Written exercise: Work out the number of lines in the records that include the word "welche"; reply with that number alone.

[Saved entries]
※ ※ ※

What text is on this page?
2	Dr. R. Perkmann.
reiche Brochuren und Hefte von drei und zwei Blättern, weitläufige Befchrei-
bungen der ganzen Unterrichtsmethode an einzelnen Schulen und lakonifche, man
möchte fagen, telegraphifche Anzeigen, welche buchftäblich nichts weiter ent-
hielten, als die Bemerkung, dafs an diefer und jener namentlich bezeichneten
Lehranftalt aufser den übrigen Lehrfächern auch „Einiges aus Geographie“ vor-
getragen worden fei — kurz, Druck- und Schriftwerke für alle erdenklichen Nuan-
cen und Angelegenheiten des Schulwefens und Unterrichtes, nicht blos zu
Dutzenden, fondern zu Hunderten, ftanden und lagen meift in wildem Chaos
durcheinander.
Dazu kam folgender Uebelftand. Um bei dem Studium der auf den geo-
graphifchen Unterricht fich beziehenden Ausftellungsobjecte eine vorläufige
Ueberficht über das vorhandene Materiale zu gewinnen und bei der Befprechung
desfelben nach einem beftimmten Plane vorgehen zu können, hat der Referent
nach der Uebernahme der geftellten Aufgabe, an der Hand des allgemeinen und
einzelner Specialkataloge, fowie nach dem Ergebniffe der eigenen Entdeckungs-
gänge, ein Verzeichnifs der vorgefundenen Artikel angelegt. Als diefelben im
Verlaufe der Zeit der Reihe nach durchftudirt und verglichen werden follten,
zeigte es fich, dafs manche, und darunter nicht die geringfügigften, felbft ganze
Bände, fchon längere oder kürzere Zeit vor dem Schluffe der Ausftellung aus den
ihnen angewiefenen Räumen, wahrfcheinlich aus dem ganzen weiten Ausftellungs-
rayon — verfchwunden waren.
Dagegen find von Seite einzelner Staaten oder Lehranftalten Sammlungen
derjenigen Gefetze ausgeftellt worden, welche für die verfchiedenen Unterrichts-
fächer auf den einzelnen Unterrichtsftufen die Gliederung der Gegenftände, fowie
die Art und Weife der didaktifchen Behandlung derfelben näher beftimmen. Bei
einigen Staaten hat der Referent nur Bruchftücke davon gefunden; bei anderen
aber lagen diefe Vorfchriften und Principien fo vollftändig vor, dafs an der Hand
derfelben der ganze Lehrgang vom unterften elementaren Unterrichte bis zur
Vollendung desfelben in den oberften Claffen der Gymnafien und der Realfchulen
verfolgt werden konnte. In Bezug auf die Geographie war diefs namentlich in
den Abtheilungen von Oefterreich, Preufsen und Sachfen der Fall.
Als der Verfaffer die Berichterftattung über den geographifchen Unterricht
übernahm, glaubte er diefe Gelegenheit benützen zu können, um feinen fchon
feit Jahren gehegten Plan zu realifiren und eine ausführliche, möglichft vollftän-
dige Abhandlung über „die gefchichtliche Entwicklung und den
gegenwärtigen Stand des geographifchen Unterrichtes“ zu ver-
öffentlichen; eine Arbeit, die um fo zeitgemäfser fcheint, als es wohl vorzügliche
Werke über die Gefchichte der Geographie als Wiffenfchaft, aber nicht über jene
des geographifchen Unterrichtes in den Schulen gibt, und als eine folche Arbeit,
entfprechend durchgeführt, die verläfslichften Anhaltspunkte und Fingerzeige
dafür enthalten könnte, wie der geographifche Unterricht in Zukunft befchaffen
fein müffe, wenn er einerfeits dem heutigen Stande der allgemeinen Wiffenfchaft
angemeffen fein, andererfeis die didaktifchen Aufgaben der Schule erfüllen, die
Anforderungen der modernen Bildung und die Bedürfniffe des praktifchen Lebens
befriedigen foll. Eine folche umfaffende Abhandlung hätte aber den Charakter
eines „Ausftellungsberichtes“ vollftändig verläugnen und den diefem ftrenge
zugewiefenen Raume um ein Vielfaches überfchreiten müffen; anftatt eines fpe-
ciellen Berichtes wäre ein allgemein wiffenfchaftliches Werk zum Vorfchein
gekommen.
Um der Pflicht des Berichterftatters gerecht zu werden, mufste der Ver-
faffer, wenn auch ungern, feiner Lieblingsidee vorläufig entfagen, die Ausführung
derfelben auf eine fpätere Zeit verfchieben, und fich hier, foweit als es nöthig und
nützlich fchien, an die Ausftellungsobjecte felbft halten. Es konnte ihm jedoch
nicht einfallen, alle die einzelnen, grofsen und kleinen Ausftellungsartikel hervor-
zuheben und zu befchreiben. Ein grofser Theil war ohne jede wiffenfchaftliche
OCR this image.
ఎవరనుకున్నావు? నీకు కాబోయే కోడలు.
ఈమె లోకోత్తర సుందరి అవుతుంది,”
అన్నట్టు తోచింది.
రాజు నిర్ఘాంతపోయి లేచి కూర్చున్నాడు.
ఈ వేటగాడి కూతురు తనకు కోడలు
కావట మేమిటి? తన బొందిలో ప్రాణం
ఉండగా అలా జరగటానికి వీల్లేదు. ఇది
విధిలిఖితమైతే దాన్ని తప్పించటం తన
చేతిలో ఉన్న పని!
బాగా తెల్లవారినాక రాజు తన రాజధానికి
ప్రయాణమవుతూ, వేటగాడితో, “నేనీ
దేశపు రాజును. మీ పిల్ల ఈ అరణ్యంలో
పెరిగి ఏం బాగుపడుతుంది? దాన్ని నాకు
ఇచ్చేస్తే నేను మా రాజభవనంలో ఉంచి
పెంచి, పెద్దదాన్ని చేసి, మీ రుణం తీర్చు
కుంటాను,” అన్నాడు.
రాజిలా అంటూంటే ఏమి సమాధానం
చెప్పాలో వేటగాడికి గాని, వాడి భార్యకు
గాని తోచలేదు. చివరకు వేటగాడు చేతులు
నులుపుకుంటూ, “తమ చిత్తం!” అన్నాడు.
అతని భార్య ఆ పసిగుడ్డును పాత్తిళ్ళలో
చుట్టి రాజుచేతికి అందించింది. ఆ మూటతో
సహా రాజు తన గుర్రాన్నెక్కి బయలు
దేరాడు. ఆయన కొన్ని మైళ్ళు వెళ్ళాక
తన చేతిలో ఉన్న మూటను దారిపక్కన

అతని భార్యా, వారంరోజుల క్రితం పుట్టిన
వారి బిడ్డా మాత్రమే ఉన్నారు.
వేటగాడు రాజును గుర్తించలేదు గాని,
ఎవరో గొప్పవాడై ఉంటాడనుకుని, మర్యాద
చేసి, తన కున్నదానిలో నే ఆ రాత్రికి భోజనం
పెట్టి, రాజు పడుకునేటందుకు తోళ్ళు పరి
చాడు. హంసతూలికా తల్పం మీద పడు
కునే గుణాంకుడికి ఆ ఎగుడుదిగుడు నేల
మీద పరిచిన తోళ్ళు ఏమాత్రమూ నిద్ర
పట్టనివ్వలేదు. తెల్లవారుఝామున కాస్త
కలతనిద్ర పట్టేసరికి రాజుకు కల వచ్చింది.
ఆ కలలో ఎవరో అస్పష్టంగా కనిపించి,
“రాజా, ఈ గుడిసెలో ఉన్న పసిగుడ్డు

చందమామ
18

※ ※ ※

Solution below: 2